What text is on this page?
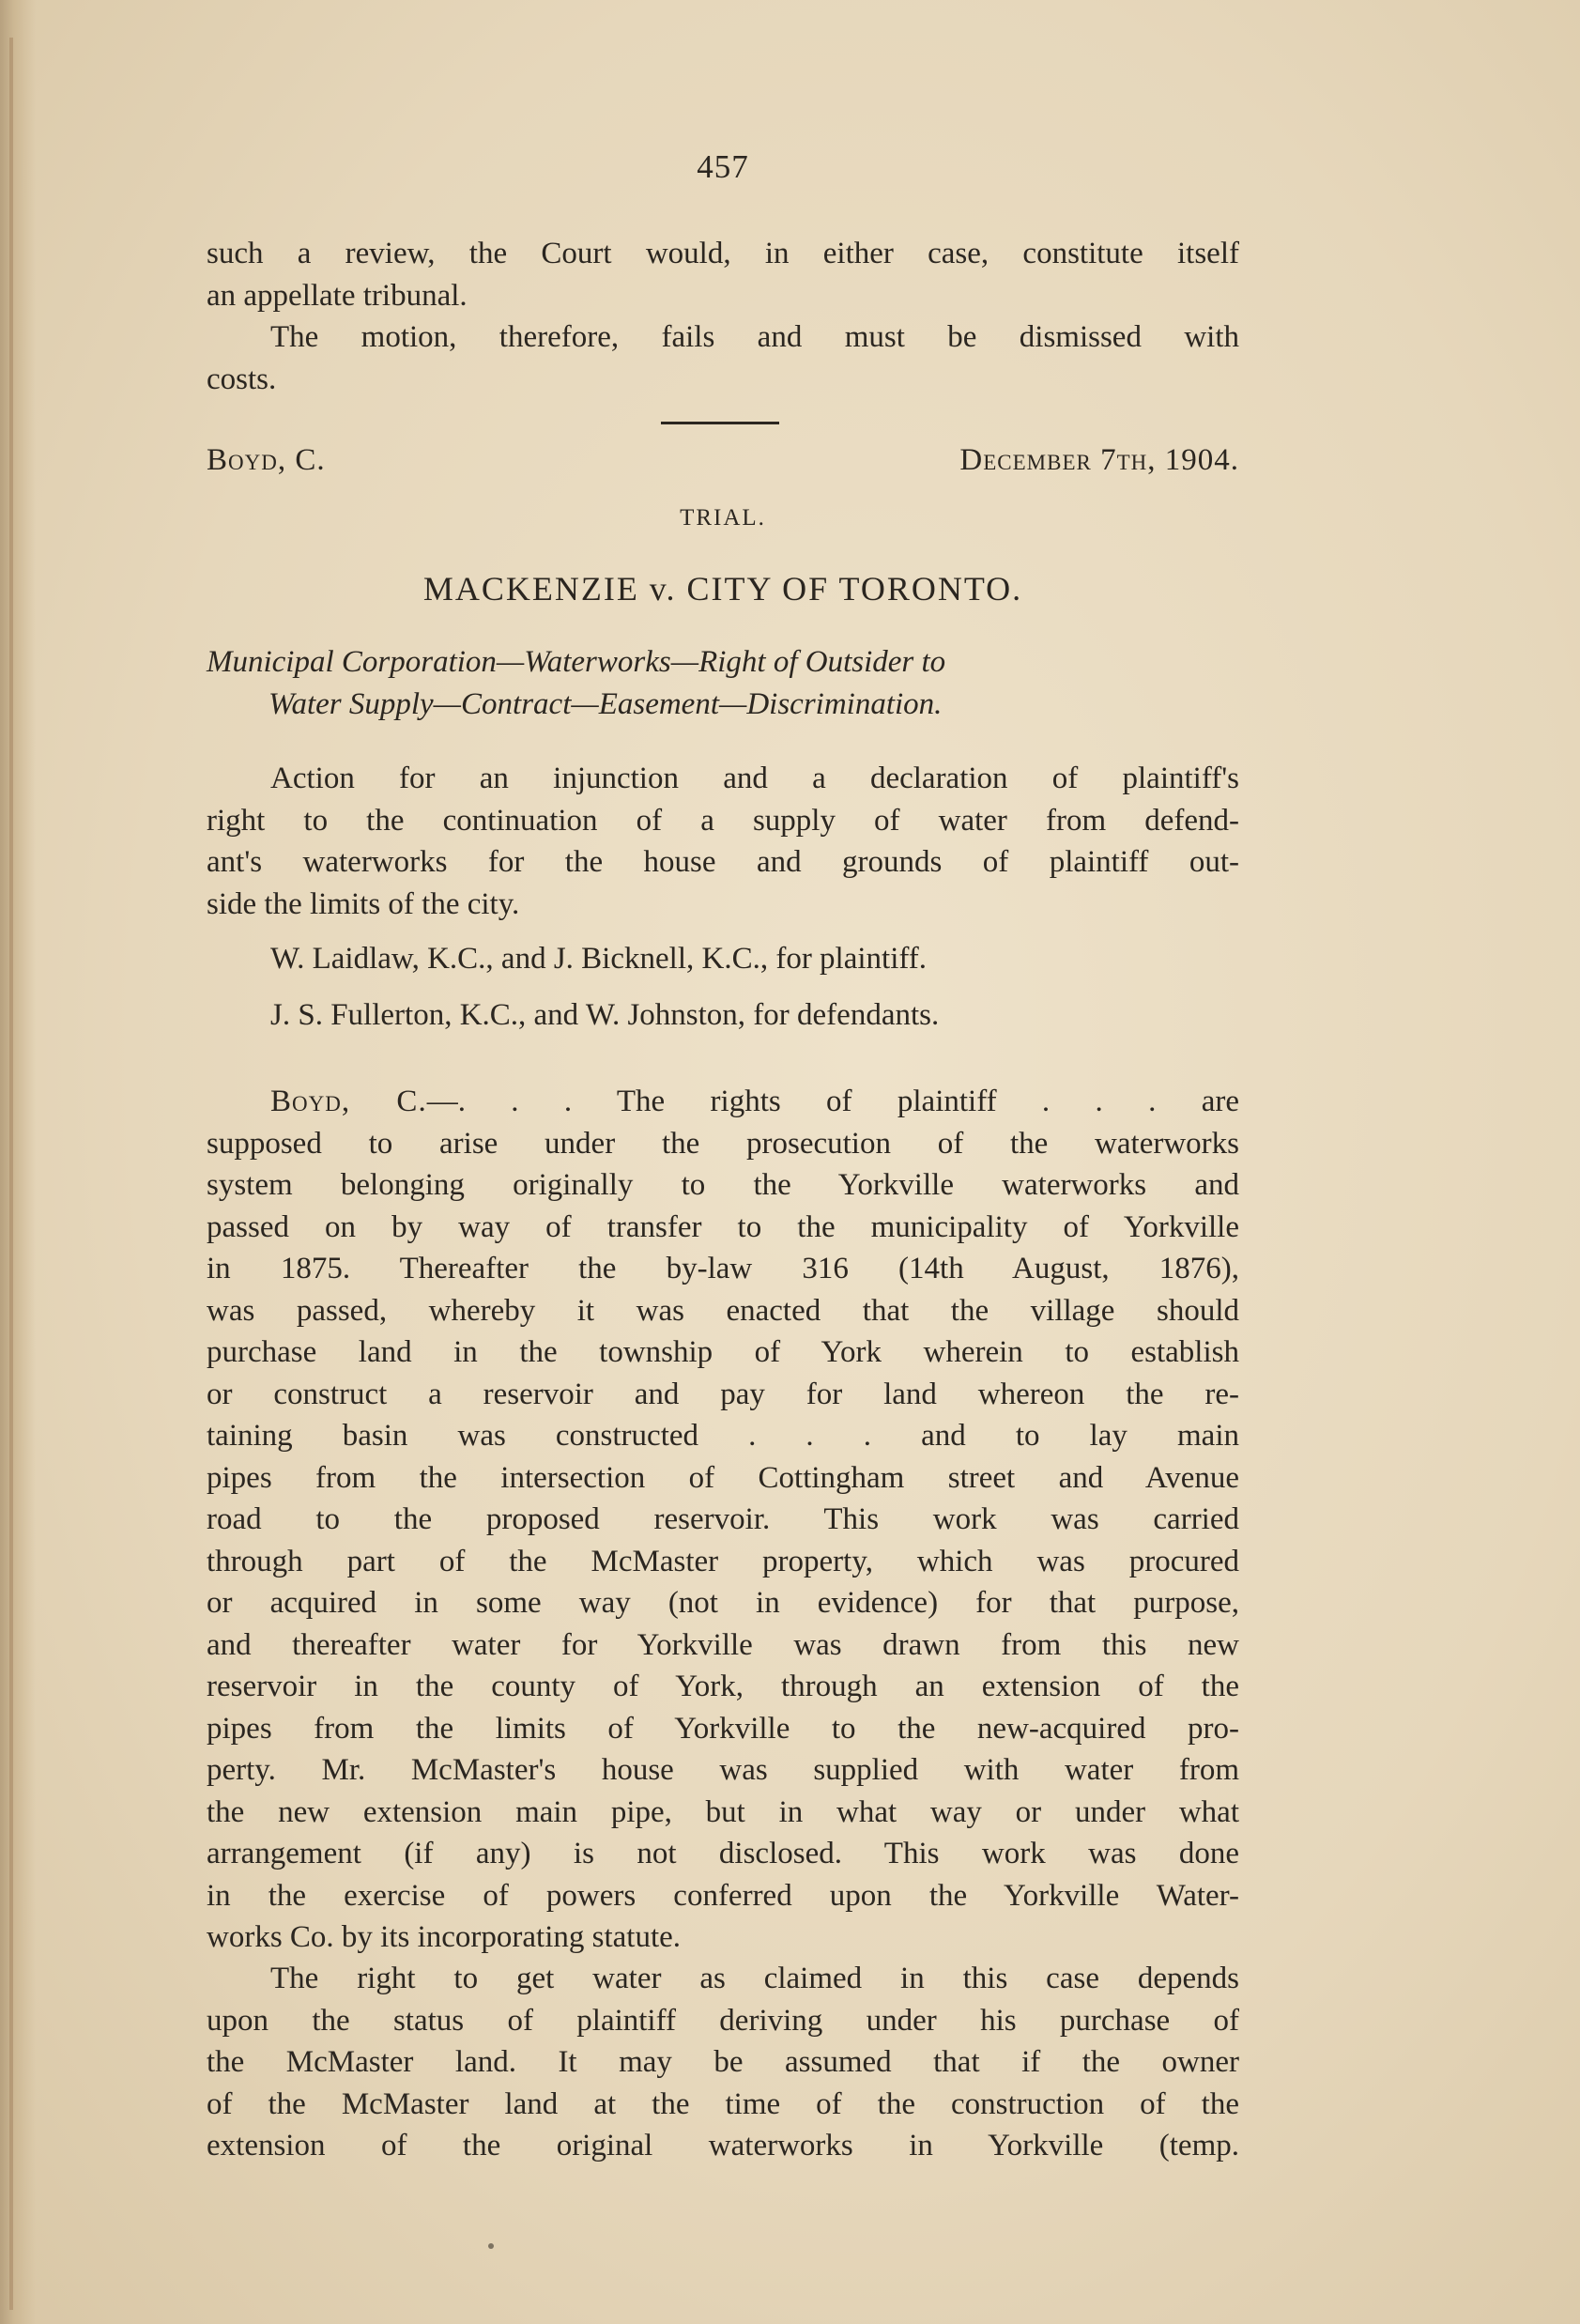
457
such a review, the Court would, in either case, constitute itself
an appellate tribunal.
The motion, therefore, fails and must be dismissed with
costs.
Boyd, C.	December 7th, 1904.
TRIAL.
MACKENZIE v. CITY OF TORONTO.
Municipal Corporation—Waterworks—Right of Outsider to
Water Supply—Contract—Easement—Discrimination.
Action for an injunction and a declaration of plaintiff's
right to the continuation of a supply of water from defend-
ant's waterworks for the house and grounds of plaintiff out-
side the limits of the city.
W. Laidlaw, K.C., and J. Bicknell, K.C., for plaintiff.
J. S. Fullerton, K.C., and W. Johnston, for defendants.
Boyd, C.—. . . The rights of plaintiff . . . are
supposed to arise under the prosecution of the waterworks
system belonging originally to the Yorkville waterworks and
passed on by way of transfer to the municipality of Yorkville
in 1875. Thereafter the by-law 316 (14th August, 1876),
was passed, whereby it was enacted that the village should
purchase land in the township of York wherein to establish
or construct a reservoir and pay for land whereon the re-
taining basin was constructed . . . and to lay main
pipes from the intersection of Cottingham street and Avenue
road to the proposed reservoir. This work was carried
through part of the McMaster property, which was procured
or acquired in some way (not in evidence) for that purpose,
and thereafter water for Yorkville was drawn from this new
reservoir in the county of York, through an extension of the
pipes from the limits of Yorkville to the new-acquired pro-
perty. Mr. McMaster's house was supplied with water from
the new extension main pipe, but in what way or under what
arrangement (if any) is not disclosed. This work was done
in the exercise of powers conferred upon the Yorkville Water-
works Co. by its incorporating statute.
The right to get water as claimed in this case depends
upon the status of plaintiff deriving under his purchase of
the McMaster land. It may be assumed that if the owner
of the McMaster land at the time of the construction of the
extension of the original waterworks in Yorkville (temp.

---

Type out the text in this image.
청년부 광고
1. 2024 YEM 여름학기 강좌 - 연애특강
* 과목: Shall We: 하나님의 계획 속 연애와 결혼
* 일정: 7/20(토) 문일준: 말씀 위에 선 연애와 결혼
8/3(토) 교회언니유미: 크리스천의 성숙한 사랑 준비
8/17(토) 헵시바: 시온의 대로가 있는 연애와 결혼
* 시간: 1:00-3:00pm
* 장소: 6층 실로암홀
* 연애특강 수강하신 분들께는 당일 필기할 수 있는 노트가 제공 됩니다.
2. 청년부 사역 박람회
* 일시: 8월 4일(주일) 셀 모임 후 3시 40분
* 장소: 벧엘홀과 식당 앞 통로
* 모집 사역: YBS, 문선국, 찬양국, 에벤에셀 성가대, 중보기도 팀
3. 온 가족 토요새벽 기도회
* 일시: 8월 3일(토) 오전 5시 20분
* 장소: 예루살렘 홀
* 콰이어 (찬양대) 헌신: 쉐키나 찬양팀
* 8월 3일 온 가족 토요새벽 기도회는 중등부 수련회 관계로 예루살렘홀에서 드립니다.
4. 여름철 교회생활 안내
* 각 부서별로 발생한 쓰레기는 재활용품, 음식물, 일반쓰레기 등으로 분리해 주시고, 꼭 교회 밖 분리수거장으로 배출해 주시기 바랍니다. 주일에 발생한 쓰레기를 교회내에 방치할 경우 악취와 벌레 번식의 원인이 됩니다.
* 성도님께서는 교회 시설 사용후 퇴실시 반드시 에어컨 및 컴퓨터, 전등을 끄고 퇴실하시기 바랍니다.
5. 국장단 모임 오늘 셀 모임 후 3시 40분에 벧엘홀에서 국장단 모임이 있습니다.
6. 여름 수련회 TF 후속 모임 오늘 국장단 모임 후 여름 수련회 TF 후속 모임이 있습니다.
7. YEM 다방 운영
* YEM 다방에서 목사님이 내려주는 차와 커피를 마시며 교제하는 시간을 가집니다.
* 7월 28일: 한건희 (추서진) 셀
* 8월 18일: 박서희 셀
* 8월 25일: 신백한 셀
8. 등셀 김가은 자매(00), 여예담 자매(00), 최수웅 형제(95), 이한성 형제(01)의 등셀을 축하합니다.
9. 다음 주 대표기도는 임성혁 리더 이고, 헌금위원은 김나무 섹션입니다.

**TASK DIRECTIONS**: Copy out the lines in which the string "limits" appears.

**EXPECTED ANSWER**:
side the limits of the city.
pipes from the limits of Yorkville to the new-acquired pro-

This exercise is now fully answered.